= GIVEN PROBLEM =
Repeat the material in full. Keep every line exactly as it is.

(Dataset records)
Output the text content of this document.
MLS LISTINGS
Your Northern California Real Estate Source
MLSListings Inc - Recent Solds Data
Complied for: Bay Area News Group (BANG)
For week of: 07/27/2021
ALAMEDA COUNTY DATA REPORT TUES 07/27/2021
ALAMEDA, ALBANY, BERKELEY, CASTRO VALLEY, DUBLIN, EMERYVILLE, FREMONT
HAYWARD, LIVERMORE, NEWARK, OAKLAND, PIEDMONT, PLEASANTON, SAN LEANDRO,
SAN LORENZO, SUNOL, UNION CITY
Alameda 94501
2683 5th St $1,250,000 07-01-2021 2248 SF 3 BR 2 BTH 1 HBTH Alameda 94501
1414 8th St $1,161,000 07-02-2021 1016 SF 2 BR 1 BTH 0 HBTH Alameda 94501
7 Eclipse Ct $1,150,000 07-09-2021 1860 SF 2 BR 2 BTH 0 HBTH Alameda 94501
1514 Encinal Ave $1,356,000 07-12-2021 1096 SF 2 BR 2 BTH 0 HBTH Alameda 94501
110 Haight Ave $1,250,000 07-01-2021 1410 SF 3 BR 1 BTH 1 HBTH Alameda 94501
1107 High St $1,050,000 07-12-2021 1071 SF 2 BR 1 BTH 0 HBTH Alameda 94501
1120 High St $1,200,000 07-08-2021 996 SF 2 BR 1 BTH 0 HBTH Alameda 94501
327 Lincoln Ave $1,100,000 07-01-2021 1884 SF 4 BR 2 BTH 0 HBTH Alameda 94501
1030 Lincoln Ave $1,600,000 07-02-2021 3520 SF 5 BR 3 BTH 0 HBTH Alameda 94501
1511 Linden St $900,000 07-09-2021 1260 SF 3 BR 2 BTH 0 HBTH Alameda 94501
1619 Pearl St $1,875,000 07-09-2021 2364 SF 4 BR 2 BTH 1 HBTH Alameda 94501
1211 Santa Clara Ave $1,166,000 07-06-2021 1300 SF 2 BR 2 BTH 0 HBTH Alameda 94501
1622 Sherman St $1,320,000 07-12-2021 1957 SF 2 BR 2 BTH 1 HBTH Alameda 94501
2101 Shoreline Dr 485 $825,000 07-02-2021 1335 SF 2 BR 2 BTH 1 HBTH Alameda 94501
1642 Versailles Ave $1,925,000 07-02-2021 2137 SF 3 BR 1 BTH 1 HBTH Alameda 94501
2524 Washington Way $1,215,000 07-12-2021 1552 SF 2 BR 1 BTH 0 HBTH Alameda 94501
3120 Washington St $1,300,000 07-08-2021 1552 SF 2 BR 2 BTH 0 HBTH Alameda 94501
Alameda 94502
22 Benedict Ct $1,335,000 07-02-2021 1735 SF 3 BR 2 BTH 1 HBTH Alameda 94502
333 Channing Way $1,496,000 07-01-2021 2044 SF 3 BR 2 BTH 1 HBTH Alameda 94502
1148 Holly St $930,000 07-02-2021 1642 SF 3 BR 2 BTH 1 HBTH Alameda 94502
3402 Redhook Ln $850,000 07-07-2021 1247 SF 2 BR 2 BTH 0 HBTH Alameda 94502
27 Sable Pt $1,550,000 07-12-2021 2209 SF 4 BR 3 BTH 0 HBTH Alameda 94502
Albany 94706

= CORRECT OUTPUT =
Output the text content of this document.
MLS LISTINGS
Your Northern California Real Estate Source
MLSListings Inc - Recent Solds Data
Complied for: Bay Area News Group (BANG)
For week of: 07/27/2021
ALAMEDA COUNTY DATA REPORT TUES 07/27/2021
ALAMEDA, ALBANY, BERKELEY, CASTRO VALLEY, DUBLIN, EMERYVILLE, FREMONT
HAYWARD, LIVERMORE, NEWARK, OAKLAND, PIEDMONT, PLEASANTON, SAN LEANDRO,
SAN LORENZO, SUNOL, UNION CITY
Alameda 94501
2683 5th St $1,250,000 07-01-2021 2248 SF 3 BR 2 BTH 1 HBTH Alameda 94501
1414 8th St $1,161,000 07-02-2021 1016 SF 2 BR 1 BTH 0 HBTH Alameda 94501
7 Eclipse Ct $1,150,000 07-09-2021 1860 SF 2 BR 2 BTH 0 HBTH Alameda 94501
1514 Encinal Ave $1,356,000 07-12-2021 1096 SF 2 BR 2 BTH 0 HBTH Alameda 94501
110 Haight Ave $1,250,000 07-01-2021 1410 SF 3 BR 1 BTH 1 HBTH Alameda 94501
1107 High St $1,050,000 07-12-2021 1071 SF 2 BR 1 BTH 0 HBTH Alameda 94501
1120 High St $1,200,000 07-08-2021 996 SF 2 BR 1 BTH 0 HBTH Alameda 94501
327 Lincoln Ave $1,100,000 07-01-2021 1884 SF 4 BR 2 BTH 0 HBTH Alameda 94501
1030 Lincoln Ave $1,600,000 07-02-2021 3520 SF 5 BR 3 BTH 0 HBTH Alameda 94501
1511 Linden St $900,000 07-09-2021 1260 SF 3 BR 2 BTH 0 HBTH Alameda 94501
1619 Pearl St $1,875,000 07-09-2021 2364 SF 4 BR 2 BTH 1 HBTH Alameda 94501
1211 Santa Clara Ave $1,166,000 07-06-2021 1300 SF 2 BR 2 BTH 0 HBTH Alameda 94501
1622 Sherman St $1,320,000 07-12-2021 1957 SF 2 BR 2 BTH 1 HBTH Alameda 94501
2101 Shoreline Dr 485 $825,000 07-02-2021 1335 SF 2 BR 2 BTH 1 HBTH Alameda 94501
1642 Versailles Ave $1,925,000 07-02-2021 2137 SF 3 BR 1 BTH 1 HBTH Alameda 94501
2524 Washington Way $1,215,000 07-12-2021 1552 SF 2 BR 1 BTH 0 HBTH Alameda 94501
3120 Washington St $1,300,000 07-08-2021 1552 SF 2 BR 2 BTH 0 HBTH Alameda 94501
Alameda 94502
22 Benedict Ct $1,335,000 07-02-2021 1735 SF 3 BR 2 BTH 1 HBTH Alameda 94502
333 Channing Way $1,496,000 07-01-2021 2044 SF 3 BR 2 BTH 1 HBTH Alameda 94502
1148 Holly St $930,000 07-02-2021 1642 SF 3 BR 2 BTH 1 HBTH Alameda 94502
3402 Redhook Ln $850,000 07-07-2021 1247 SF 2 BR 2 BTH 0 HBTH Alameda 94502
27 Sable Pt $1,550,000 07-12-2021 2209 SF 4 BR 3 BTH 0 HBTH Alameda 94502
Albany 94706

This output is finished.